# Items:
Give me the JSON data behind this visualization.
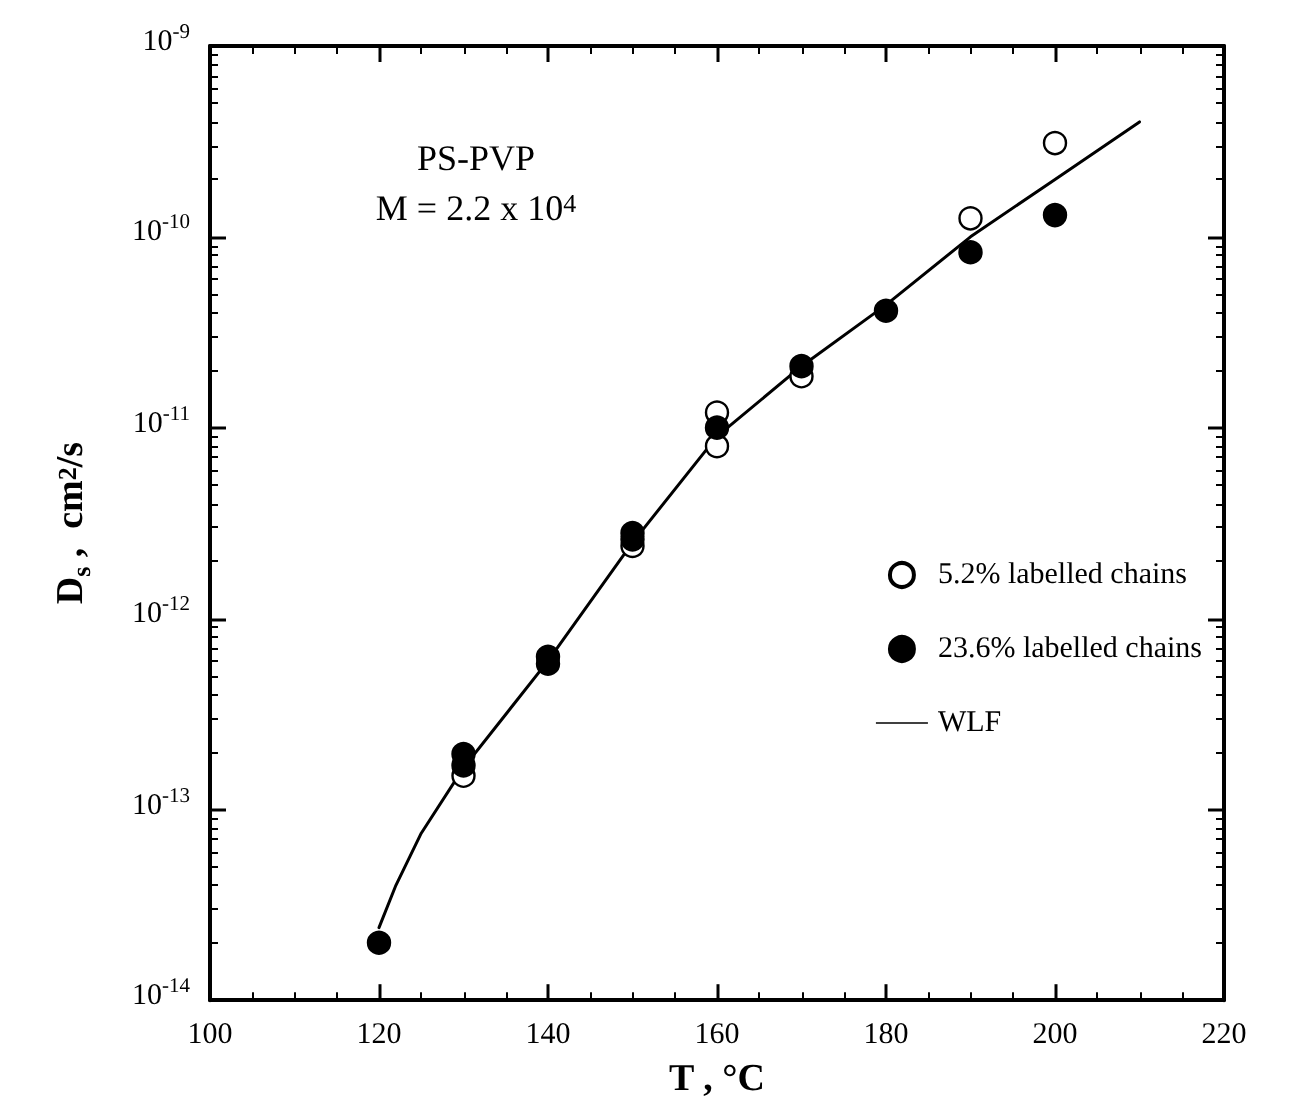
{
  "chart_data": {
    "type": "scatter",
    "xlabel": "T , °C",
    "ylabel": "D$_{s}$ ,  cm$^{2}$/s",
    "annotations": [
      "PS-PVP",
      "M = 2.2 x 10$^{4}$"
    ],
    "log": "y",
    "xlim": [
      100,
      220
    ],
    "xticks": [
      100,
      120,
      140,
      160,
      180,
      200,
      220
    ],
    "ylim": [
      1e-14,
      1e-09
    ],
    "yticks": [
      {
        "value": 1e-14,
        "label": "10$^{-14}$"
      },
      {
        "value": 1e-13,
        "label": "10$^{-13}$"
      },
      {
        "value": 1e-12,
        "label": "10$^{-12}$"
      },
      {
        "value": 1e-11,
        "label": "10$^{-11}$"
      },
      {
        "value": 1e-10,
        "label": "10$^{-10}$"
      },
      {
        "value": 1e-09,
        "label": "10$^{-9}$"
      }
    ],
    "grid": false,
    "legend": "right",
    "marker": "circle",
    "series": [
      {
        "name": "5.2% labelled chains",
        "color": "#ffffff",
        "x": [
          130,
          150,
          160,
          160,
          170,
          190,
          200
        ],
        "values": [
          1.5e-13,
          2.4e-12,
          1.2e-11,
          8e-12,
          1.86e-11,
          1.25e-10,
          3.1e-10
        ]
      },
      {
        "name": "23.6% labelled chains",
        "color": "#000000",
        "x": [
          120,
          130,
          130,
          140,
          140,
          150,
          150,
          160,
          170,
          180,
          190,
          200
        ],
        "values": [
          2e-14,
          1.95e-13,
          1.7e-13,
          6.3e-13,
          5.8e-13,
          2.8e-12,
          2.6e-12,
          1e-11,
          2.1e-11,
          4.1e-11,
          8.3e-11,
          1.3e-10
        ]
      },
      {
        "name": "WLF",
        "type": "line",
        "color": "#000000",
        "marker": "none",
        "x": [
          120,
          122,
          125,
          130,
          140,
          150,
          160,
          170,
          180,
          190,
          200,
          210
        ],
        "values": [
          2.4e-14,
          4e-14,
          7.5e-14,
          1.65e-13,
          6e-13,
          2.5e-12,
          9e-12,
          2.1e-11,
          4.4e-11,
          1e-10,
          2e-10,
          4e-10
        ]
      }
    ]
  }
}
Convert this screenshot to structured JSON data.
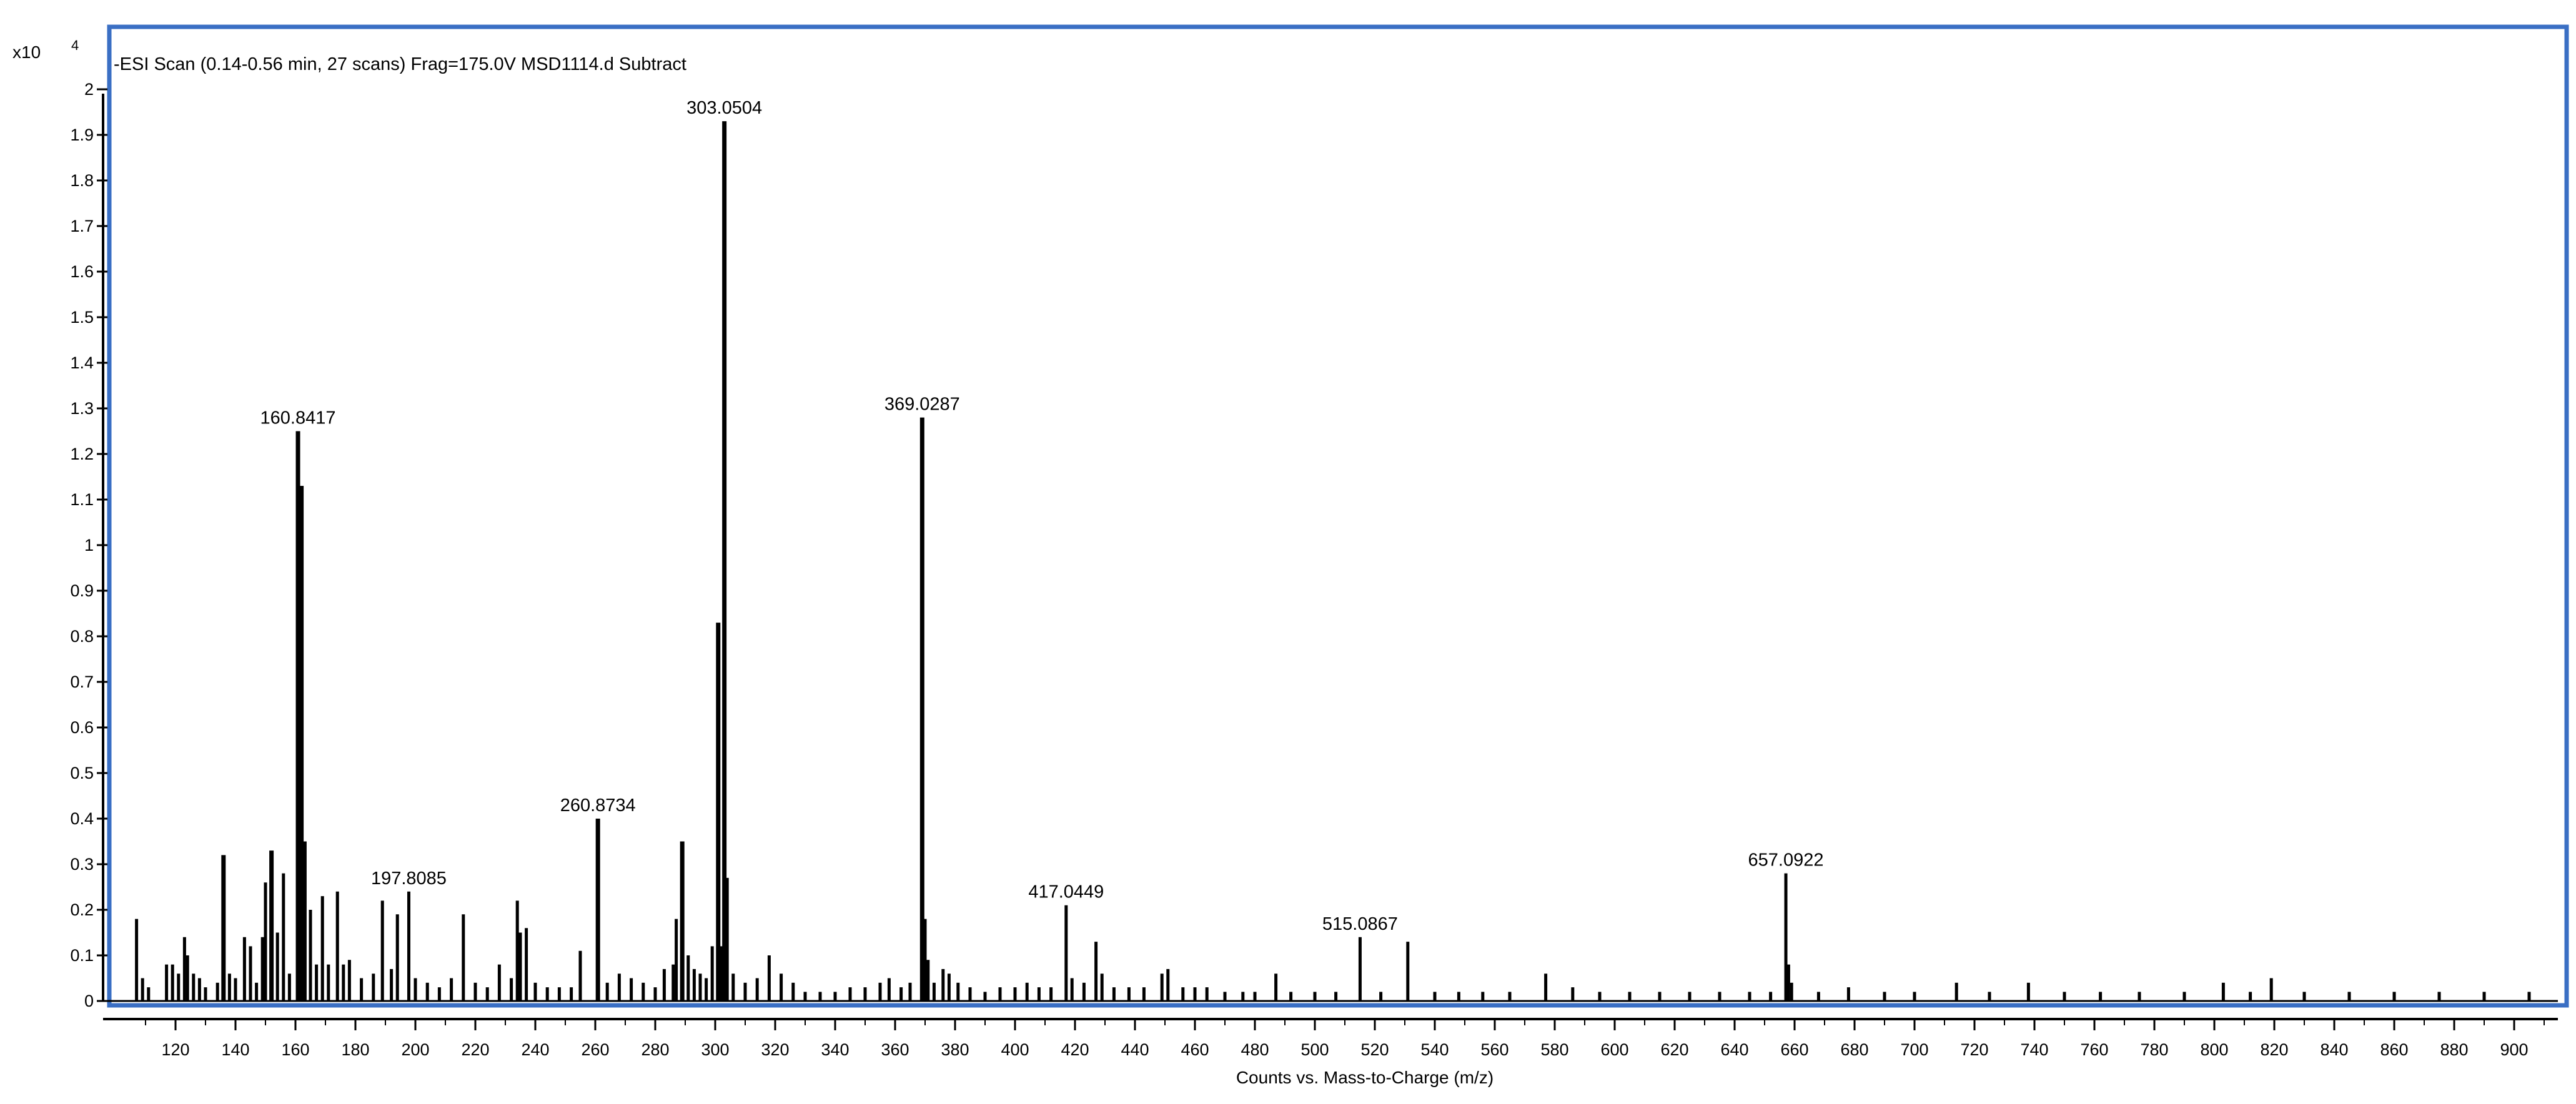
{
  "chart_data": {
    "type": "bar",
    "title": "-ESI Scan (0.14-0.56 min, 27 scans) Frag=175.0V MSD1114.d  Subtract",
    "xlabel": "Counts vs. Mass-to-Charge (m/z)",
    "ylabel": "",
    "y_multiplier_label": "x10",
    "y_multiplier_exponent": "4",
    "xlim": [
      100,
      912
    ],
    "ylim": [
      0,
      2.1
    ],
    "x_ticks": [
      120,
      140,
      160,
      180,
      200,
      220,
      240,
      260,
      280,
      300,
      320,
      340,
      360,
      380,
      400,
      420,
      440,
      460,
      480,
      500,
      520,
      540,
      560,
      580,
      600,
      620,
      640,
      660,
      680,
      700,
      720,
      740,
      760,
      780,
      800,
      820,
      840,
      860,
      880,
      900
    ],
    "y_ticks": [
      {
        "value": 0,
        "label": "0"
      },
      {
        "value": 0.1,
        "label": "0.1"
      },
      {
        "value": 0.2,
        "label": "0.2"
      },
      {
        "value": 0.3,
        "label": "0.3"
      },
      {
        "value": 0.4,
        "label": "0.4"
      },
      {
        "value": 0.5,
        "label": "0.5"
      },
      {
        "value": 0.6,
        "label": "0.6"
      },
      {
        "value": 0.7,
        "label": "0.7"
      },
      {
        "value": 0.8,
        "label": "0.8"
      },
      {
        "value": 0.9,
        "label": "0.9"
      },
      {
        "value": 1,
        "label": "1"
      },
      {
        "value": 1.1,
        "label": "1.1"
      },
      {
        "value": 1.2,
        "label": "1.2"
      },
      {
        "value": 1.3,
        "label": "1.3"
      },
      {
        "value": 1.4,
        "label": "1.4"
      },
      {
        "value": 1.5,
        "label": "1.5"
      },
      {
        "value": 1.6,
        "label": "1.6"
      },
      {
        "value": 1.7,
        "label": "1.7"
      },
      {
        "value": 1.8,
        "label": "1.8"
      },
      {
        "value": 1.9,
        "label": "1.9"
      },
      {
        "value": 2,
        "label": "2"
      }
    ],
    "peaks": [
      {
        "mz": 107,
        "i": 0.18
      },
      {
        "mz": 109,
        "i": 0.05
      },
      {
        "mz": 111,
        "i": 0.03
      },
      {
        "mz": 117,
        "i": 0.08
      },
      {
        "mz": 119,
        "i": 0.08
      },
      {
        "mz": 121,
        "i": 0.06
      },
      {
        "mz": 123,
        "i": 0.14
      },
      {
        "mz": 124,
        "i": 0.1
      },
      {
        "mz": 126,
        "i": 0.06
      },
      {
        "mz": 128,
        "i": 0.05
      },
      {
        "mz": 130,
        "i": 0.03
      },
      {
        "mz": 134,
        "i": 0.04
      },
      {
        "mz": 136,
        "i": 0.32
      },
      {
        "mz": 138,
        "i": 0.06
      },
      {
        "mz": 140,
        "i": 0.05
      },
      {
        "mz": 143,
        "i": 0.14
      },
      {
        "mz": 145,
        "i": 0.12
      },
      {
        "mz": 147,
        "i": 0.04
      },
      {
        "mz": 149,
        "i": 0.14
      },
      {
        "mz": 150,
        "i": 0.26
      },
      {
        "mz": 152,
        "i": 0.33
      },
      {
        "mz": 154,
        "i": 0.15
      },
      {
        "mz": 156,
        "i": 0.28
      },
      {
        "mz": 158,
        "i": 0.06
      },
      {
        "mz": 160.8417,
        "i": 1.25,
        "label": "160.8417"
      },
      {
        "mz": 162,
        "i": 1.13
      },
      {
        "mz": 163,
        "i": 0.35
      },
      {
        "mz": 165,
        "i": 0.2
      },
      {
        "mz": 167,
        "i": 0.08
      },
      {
        "mz": 169,
        "i": 0.23
      },
      {
        "mz": 171,
        "i": 0.08
      },
      {
        "mz": 174,
        "i": 0.24
      },
      {
        "mz": 176,
        "i": 0.08
      },
      {
        "mz": 178,
        "i": 0.09
      },
      {
        "mz": 182,
        "i": 0.05
      },
      {
        "mz": 186,
        "i": 0.06
      },
      {
        "mz": 189,
        "i": 0.22
      },
      {
        "mz": 192,
        "i": 0.07
      },
      {
        "mz": 194,
        "i": 0.19
      },
      {
        "mz": 197.8085,
        "i": 0.24,
        "label": "197.8085"
      },
      {
        "mz": 200,
        "i": 0.05
      },
      {
        "mz": 204,
        "i": 0.04
      },
      {
        "mz": 208,
        "i": 0.03
      },
      {
        "mz": 212,
        "i": 0.05
      },
      {
        "mz": 216,
        "i": 0.19
      },
      {
        "mz": 220,
        "i": 0.04
      },
      {
        "mz": 224,
        "i": 0.03
      },
      {
        "mz": 228,
        "i": 0.08
      },
      {
        "mz": 232,
        "i": 0.05
      },
      {
        "mz": 234,
        "i": 0.22
      },
      {
        "mz": 235,
        "i": 0.15
      },
      {
        "mz": 237,
        "i": 0.16
      },
      {
        "mz": 240,
        "i": 0.04
      },
      {
        "mz": 244,
        "i": 0.03
      },
      {
        "mz": 248,
        "i": 0.03
      },
      {
        "mz": 252,
        "i": 0.03
      },
      {
        "mz": 255,
        "i": 0.11
      },
      {
        "mz": 260.8734,
        "i": 0.4,
        "label": "260.8734"
      },
      {
        "mz": 264,
        "i": 0.04
      },
      {
        "mz": 268,
        "i": 0.06
      },
      {
        "mz": 272,
        "i": 0.05
      },
      {
        "mz": 276,
        "i": 0.04
      },
      {
        "mz": 280,
        "i": 0.03
      },
      {
        "mz": 283,
        "i": 0.07
      },
      {
        "mz": 286,
        "i": 0.08
      },
      {
        "mz": 287,
        "i": 0.18
      },
      {
        "mz": 289,
        "i": 0.35
      },
      {
        "mz": 291,
        "i": 0.1
      },
      {
        "mz": 293,
        "i": 0.07
      },
      {
        "mz": 295,
        "i": 0.06
      },
      {
        "mz": 297,
        "i": 0.05
      },
      {
        "mz": 299,
        "i": 0.12
      },
      {
        "mz": 301,
        "i": 0.83
      },
      {
        "mz": 302,
        "i": 0.12
      },
      {
        "mz": 303.0504,
        "i": 1.93,
        "label": "303.0504"
      },
      {
        "mz": 304,
        "i": 0.27
      },
      {
        "mz": 306,
        "i": 0.06
      },
      {
        "mz": 310,
        "i": 0.04
      },
      {
        "mz": 314,
        "i": 0.05
      },
      {
        "mz": 318,
        "i": 0.1
      },
      {
        "mz": 322,
        "i": 0.06
      },
      {
        "mz": 326,
        "i": 0.04
      },
      {
        "mz": 330,
        "i": 0.02
      },
      {
        "mz": 335,
        "i": 0.02
      },
      {
        "mz": 340,
        "i": 0.02
      },
      {
        "mz": 345,
        "i": 0.03
      },
      {
        "mz": 350,
        "i": 0.03
      },
      {
        "mz": 355,
        "i": 0.04
      },
      {
        "mz": 358,
        "i": 0.05
      },
      {
        "mz": 362,
        "i": 0.03
      },
      {
        "mz": 365,
        "i": 0.04
      },
      {
        "mz": 369.0287,
        "i": 1.28,
        "label": "369.0287"
      },
      {
        "mz": 370,
        "i": 0.18
      },
      {
        "mz": 371,
        "i": 0.09
      },
      {
        "mz": 373,
        "i": 0.04
      },
      {
        "mz": 376,
        "i": 0.07
      },
      {
        "mz": 378,
        "i": 0.06
      },
      {
        "mz": 381,
        "i": 0.04
      },
      {
        "mz": 385,
        "i": 0.03
      },
      {
        "mz": 390,
        "i": 0.02
      },
      {
        "mz": 395,
        "i": 0.03
      },
      {
        "mz": 400,
        "i": 0.03
      },
      {
        "mz": 404,
        "i": 0.04
      },
      {
        "mz": 408,
        "i": 0.03
      },
      {
        "mz": 412,
        "i": 0.03
      },
      {
        "mz": 417.0449,
        "i": 0.21,
        "label": "417.0449"
      },
      {
        "mz": 419,
        "i": 0.05
      },
      {
        "mz": 423,
        "i": 0.04
      },
      {
        "mz": 427,
        "i": 0.13
      },
      {
        "mz": 429,
        "i": 0.06
      },
      {
        "mz": 433,
        "i": 0.03
      },
      {
        "mz": 438,
        "i": 0.03
      },
      {
        "mz": 443,
        "i": 0.03
      },
      {
        "mz": 449,
        "i": 0.06
      },
      {
        "mz": 451,
        "i": 0.07
      },
      {
        "mz": 456,
        "i": 0.03
      },
      {
        "mz": 460,
        "i": 0.03
      },
      {
        "mz": 464,
        "i": 0.03
      },
      {
        "mz": 470,
        "i": 0.02
      },
      {
        "mz": 476,
        "i": 0.02
      },
      {
        "mz": 480,
        "i": 0.02
      },
      {
        "mz": 487,
        "i": 0.06
      },
      {
        "mz": 492,
        "i": 0.02
      },
      {
        "mz": 500,
        "i": 0.02
      },
      {
        "mz": 507,
        "i": 0.02
      },
      {
        "mz": 515.0867,
        "i": 0.14,
        "label": "515.0867"
      },
      {
        "mz": 522,
        "i": 0.02
      },
      {
        "mz": 531,
        "i": 0.13
      },
      {
        "mz": 540,
        "i": 0.02
      },
      {
        "mz": 548,
        "i": 0.02
      },
      {
        "mz": 556,
        "i": 0.02
      },
      {
        "mz": 565,
        "i": 0.02
      },
      {
        "mz": 577,
        "i": 0.06
      },
      {
        "mz": 586,
        "i": 0.03
      },
      {
        "mz": 595,
        "i": 0.02
      },
      {
        "mz": 605,
        "i": 0.02
      },
      {
        "mz": 615,
        "i": 0.02
      },
      {
        "mz": 625,
        "i": 0.02
      },
      {
        "mz": 635,
        "i": 0.02
      },
      {
        "mz": 645,
        "i": 0.02
      },
      {
        "mz": 652,
        "i": 0.02
      },
      {
        "mz": 657.0922,
        "i": 0.28,
        "label": "657.0922"
      },
      {
        "mz": 658,
        "i": 0.08
      },
      {
        "mz": 659,
        "i": 0.04
      },
      {
        "mz": 668,
        "i": 0.02
      },
      {
        "mz": 678,
        "i": 0.03
      },
      {
        "mz": 690,
        "i": 0.02
      },
      {
        "mz": 700,
        "i": 0.02
      },
      {
        "mz": 714,
        "i": 0.04
      },
      {
        "mz": 725,
        "i": 0.02
      },
      {
        "mz": 738,
        "i": 0.04
      },
      {
        "mz": 750,
        "i": 0.02
      },
      {
        "mz": 762,
        "i": 0.02
      },
      {
        "mz": 775,
        "i": 0.02
      },
      {
        "mz": 790,
        "i": 0.02
      },
      {
        "mz": 803,
        "i": 0.04
      },
      {
        "mz": 812,
        "i": 0.02
      },
      {
        "mz": 819,
        "i": 0.05
      },
      {
        "mz": 830,
        "i": 0.02
      },
      {
        "mz": 845,
        "i": 0.02
      },
      {
        "mz": 860,
        "i": 0.02
      },
      {
        "mz": 875,
        "i": 0.02
      },
      {
        "mz": 890,
        "i": 0.02
      },
      {
        "mz": 905,
        "i": 0.02
      }
    ],
    "frame_color": "#3a6fc4",
    "peak_color": "#000000",
    "grid": false
  }
}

# Task brief:
Gather each line of the records holding the string "xlabel".

# Task result:
    "xlabel": "T , °C",
    "xlabel": "Counts vs. Mass-to-Charge (m/z)",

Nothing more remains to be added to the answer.